Lines of data:

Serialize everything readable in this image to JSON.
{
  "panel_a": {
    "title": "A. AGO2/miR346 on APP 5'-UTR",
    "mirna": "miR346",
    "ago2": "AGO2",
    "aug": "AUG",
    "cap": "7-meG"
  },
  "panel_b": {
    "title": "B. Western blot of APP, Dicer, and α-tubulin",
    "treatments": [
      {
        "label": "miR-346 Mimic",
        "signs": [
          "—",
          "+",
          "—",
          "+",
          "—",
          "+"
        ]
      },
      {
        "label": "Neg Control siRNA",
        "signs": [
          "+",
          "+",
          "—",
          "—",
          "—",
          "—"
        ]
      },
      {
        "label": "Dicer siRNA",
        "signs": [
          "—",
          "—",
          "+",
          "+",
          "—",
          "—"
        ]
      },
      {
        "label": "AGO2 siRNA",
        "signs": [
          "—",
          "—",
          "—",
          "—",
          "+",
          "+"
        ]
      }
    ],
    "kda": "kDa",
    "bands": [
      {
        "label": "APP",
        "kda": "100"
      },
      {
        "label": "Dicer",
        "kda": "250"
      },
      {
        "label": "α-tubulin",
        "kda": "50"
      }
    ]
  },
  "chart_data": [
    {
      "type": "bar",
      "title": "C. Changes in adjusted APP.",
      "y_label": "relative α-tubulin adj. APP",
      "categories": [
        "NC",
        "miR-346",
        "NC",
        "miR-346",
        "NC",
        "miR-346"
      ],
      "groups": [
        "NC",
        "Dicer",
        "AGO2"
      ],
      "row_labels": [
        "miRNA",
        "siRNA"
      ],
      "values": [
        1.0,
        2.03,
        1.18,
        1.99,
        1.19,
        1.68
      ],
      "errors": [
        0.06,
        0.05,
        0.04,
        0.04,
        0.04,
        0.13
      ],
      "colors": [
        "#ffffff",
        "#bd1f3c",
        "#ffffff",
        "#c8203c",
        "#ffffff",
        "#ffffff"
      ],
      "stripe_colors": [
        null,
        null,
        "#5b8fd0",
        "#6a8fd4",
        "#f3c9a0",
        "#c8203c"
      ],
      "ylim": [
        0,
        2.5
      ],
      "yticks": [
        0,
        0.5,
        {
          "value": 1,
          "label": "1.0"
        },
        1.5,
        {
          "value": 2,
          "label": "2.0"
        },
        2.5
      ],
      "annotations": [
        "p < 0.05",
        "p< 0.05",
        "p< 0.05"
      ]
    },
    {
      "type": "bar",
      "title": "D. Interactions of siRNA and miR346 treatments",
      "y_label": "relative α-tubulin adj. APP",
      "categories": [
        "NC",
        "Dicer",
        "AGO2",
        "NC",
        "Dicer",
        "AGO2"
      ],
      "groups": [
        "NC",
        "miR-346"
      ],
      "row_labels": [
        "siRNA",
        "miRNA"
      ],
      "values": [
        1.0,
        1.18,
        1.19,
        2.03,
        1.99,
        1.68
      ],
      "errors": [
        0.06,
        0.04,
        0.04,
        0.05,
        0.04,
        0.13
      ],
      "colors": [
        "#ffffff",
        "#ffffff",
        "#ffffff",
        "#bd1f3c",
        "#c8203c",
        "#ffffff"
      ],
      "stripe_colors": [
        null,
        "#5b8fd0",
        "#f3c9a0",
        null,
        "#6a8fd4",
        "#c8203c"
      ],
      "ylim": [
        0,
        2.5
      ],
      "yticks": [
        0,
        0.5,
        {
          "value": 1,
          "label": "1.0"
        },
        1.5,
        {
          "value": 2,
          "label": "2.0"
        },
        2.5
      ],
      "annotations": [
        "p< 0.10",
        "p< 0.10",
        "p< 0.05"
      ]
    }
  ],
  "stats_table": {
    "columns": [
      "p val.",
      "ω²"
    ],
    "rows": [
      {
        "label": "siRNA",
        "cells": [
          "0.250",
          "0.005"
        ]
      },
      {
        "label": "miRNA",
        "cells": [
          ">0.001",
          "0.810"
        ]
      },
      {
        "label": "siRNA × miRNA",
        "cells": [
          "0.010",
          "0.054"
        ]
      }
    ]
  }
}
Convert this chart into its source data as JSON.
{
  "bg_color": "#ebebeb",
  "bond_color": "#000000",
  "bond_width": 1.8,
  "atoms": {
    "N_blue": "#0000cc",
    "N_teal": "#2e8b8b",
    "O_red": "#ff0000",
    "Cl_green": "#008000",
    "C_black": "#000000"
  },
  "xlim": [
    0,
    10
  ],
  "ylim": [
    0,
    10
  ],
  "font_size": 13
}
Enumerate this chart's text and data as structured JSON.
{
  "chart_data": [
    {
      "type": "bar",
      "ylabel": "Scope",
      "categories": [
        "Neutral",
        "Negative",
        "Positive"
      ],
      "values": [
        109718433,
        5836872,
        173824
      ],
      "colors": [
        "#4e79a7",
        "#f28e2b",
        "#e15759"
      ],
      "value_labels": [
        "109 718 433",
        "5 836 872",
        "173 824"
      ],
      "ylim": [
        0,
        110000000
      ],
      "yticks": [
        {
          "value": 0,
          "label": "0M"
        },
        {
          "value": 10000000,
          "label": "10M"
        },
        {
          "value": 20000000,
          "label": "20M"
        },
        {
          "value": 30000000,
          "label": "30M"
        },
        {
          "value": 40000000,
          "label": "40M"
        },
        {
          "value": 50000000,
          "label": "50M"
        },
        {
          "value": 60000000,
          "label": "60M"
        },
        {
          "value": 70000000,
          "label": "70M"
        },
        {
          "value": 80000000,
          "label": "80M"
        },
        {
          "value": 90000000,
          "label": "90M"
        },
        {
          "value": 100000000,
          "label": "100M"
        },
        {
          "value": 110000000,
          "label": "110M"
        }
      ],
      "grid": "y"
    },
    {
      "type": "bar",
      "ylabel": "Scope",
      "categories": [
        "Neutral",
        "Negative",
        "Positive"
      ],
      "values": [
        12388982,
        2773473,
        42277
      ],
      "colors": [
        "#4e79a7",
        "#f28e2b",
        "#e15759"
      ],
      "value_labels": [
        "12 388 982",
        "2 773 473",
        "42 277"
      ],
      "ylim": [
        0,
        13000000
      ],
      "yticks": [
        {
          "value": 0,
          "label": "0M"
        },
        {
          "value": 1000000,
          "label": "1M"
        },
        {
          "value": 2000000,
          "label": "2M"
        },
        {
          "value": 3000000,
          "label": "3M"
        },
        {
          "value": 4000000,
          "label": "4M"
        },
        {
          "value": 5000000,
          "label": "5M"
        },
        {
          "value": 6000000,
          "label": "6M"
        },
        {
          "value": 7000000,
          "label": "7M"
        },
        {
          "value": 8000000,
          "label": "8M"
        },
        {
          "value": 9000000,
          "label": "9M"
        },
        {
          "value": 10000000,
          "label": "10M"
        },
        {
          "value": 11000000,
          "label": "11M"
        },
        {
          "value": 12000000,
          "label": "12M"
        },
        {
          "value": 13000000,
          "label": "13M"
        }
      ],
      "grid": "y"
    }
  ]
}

> To be done
Take the entries above and transcribe them in full.

> Response below
Serialize everything readable in this image to JSON.
{
  "panel_a": {
    "title": "A. AGO2/miR346 on APP 5'-UTR",
    "mirna": "miR346",
    "ago2": "AGO2",
    "aug": "AUG",
    "cap": "7-meG"
  },
  "panel_b": {
    "title": "B. Western blot of APP, Dicer, and α-tubulin",
    "treatments": [
      {
        "label": "miR-346 Mimic",
        "signs": [
          "—",
          "+",
          "—",
          "+",
          "—",
          "+"
        ]
      },
      {
        "label": "Neg Control siRNA",
        "signs": [
          "+",
          "+",
          "—",
          "—",
          "—",
          "—"
        ]
      },
      {
        "label": "Dicer siRNA",
        "signs": [
          "—",
          "—",
          "+",
          "+",
          "—",
          "—"
        ]
      },
      {
        "label": "AGO2 siRNA",
        "signs": [
          "—",
          "—",
          "—",
          "—",
          "+",
          "+"
        ]
      }
    ],
    "kda": "kDa",
    "bands": [
      {
        "label": "APP",
        "kda": "100"
      },
      {
        "label": "Dicer",
        "kda": "250"
      },
      {
        "label": "α-tubulin",
        "kda": "50"
      }
    ]
  },
  "chart_data": [
    {
      "type": "bar",
      "title": "C. Changes in adjusted APP.",
      "y_label": "relative α-tubulin adj. APP",
      "categories": [
        "NC",
        "miR-346",
        "NC",
        "miR-346",
        "NC",
        "miR-346"
      ],
      "groups": [
        "NC",
        "Dicer",
        "AGO2"
      ],
      "row_labels": [
        "miRNA",
        "siRNA"
      ],
      "values": [
        1.0,
        2.03,
        1.18,
        1.99,
        1.19,
        1.68
      ],
      "errors": [
        0.06,
        0.05,
        0.04,
        0.04,
        0.04,
        0.13
      ],
      "colors": [
        "#ffffff",
        "#bd1f3c",
        "#ffffff",
        "#c8203c",
        "#ffffff",
        "#ffffff"
      ],
      "stripe_colors": [
        null,
        null,
        "#5b8fd0",
        "#6a8fd4",
        "#f3c9a0",
        "#c8203c"
      ],
      "ylim": [
        0,
        2.5
      ],
      "yticks": [
        0,
        0.5,
        {
          "value": 1,
          "label": "1.0"
        },
        1.5,
        {
          "value": 2,
          "label": "2.0"
        },
        2.5
      ],
      "annotations": [
        "p < 0.05",
        "p< 0.05",
        "p< 0.05"
      ]
    },
    {
      "type": "bar",
      "title": "D. Interactions of siRNA and miR346 treatments",
      "y_label": "relative α-tubulin adj. APP",
      "categories": [
        "NC",
        "Dicer",
        "AGO2",
        "NC",
        "Dicer",
        "AGO2"
      ],
      "groups": [
        "NC",
        "miR-346"
      ],
      "row_labels": [
        "siRNA",
        "miRNA"
      ],
      "values": [
        1.0,
        1.18,
        1.19,
        2.03,
        1.99,
        1.68
      ],
      "errors": [
        0.06,
        0.04,
        0.04,
        0.05,
        0.04,
        0.13
      ],
      "colors": [
        "#ffffff",
        "#ffffff",
        "#ffffff",
        "#bd1f3c",
        "#c8203c",
        "#ffffff"
      ],
      "stripe_colors": [
        null,
        "#5b8fd0",
        "#f3c9a0",
        null,
        "#6a8fd4",
        "#c8203c"
      ],
      "ylim": [
        0,
        2.5
      ],
      "yticks": [
        0,
        0.5,
        {
          "value": 1,
          "label": "1.0"
        },
        1.5,
        {
          "value": 2,
          "label": "2.0"
        },
        2.5
      ],
      "annotations": [
        "p< 0.10",
        "p< 0.10",
        "p< 0.05"
      ]
    }
  ],
  "stats_table": {
    "columns": [
      "p val.",
      "ω²"
    ],
    "rows": [
      {
        "label": "siRNA",
        "cells": [
          "0.250",
          "0.005"
        ]
      },
      {
        "label": "miRNA",
        "cells": [
          ">0.001",
          "0.810"
        ]
      },
      {
        "label": "siRNA × miRNA",
        "cells": [
          "0.010",
          "0.054"
        ]
      }
    ]
  }
}
Convert this chart into its source data as JSON.
{
  "bg_color": "#ebebeb",
  "bond_color": "#000000",
  "bond_width": 1.8,
  "atoms": {
    "N_blue": "#0000cc",
    "N_teal": "#2e8b8b",
    "O_red": "#ff0000",
    "Cl_green": "#008000",
    "C_black": "#000000"
  },
  "xlim": [
    0,
    10
  ],
  "ylim": [
    0,
    10
  ],
  "font_size": 13
}
Enumerate this chart's text and data as structured JSON.
{
  "chart_data": [
    {
      "type": "bar",
      "ylabel": "Scope",
      "categories": [
        "Neutral",
        "Negative",
        "Positive"
      ],
      "values": [
        109718433,
        5836872,
        173824
      ],
      "colors": [
        "#4e79a7",
        "#f28e2b",
        "#e15759"
      ],
      "value_labels": [
        "109 718 433",
        "5 836 872",
        "173 824"
      ],
      "ylim": [
        0,
        110000000
      ],
      "yticks": [
        {
          "value": 0,
          "label": "0M"
        },
        {
          "value": 10000000,
          "label": "10M"
        },
        {
          "value": 20000000,
          "label": "20M"
        },
        {
          "value": 30000000,
          "label": "30M"
        },
        {
          "value": 40000000,
          "label": "40M"
        },
        {
          "value": 50000000,
          "label": "50M"
        },
        {
          "value": 60000000,
          "label": "60M"
        },
        {
          "value": 70000000,
          "label": "70M"
        },
        {
          "value": 80000000,
          "label": "80M"
        },
        {
          "value": 90000000,
          "label": "90M"
        },
        {
          "value": 100000000,
          "label": "100M"
        },
        {
          "value": 110000000,
          "label": "110M"
        }
      ],
      "grid": "y"
    },
    {
      "type": "bar",
      "ylabel": "Scope",
      "categories": [
        "Neutral",
        "Negative",
        "Positive"
      ],
      "values": [
        12388982,
        2773473,
        42277
      ],
      "colors": [
        "#4e79a7",
        "#f28e2b",
        "#e15759"
      ],
      "value_labels": [
        "12 388 982",
        "2 773 473",
        "42 277"
      ],
      "ylim": [
        0,
        13000000
      ],
      "yticks": [
        {
          "value": 0,
          "label": "0M"
        },
        {
          "value": 1000000,
          "label": "1M"
        },
        {
          "value": 2000000,
          "label": "2M"
        },
        {
          "value": 3000000,
          "label": "3M"
        },
        {
          "value": 4000000,
          "label": "4M"
        },
        {
          "value": 5000000,
          "label": "5M"
        },
        {
          "value": 6000000,
          "label": "6M"
        },
        {
          "value": 7000000,
          "label": "7M"
        },
        {
          "value": 8000000,
          "label": "8M"
        },
        {
          "value": 9000000,
          "label": "9M"
        },
        {
          "value": 10000000,
          "label": "10M"
        },
        {
          "value": 11000000,
          "label": "11M"
        },
        {
          "value": 12000000,
          "label": "12M"
        },
        {
          "value": 13000000,
          "label": "13M"
        }
      ],
      "grid": "y"
    }
  ]
}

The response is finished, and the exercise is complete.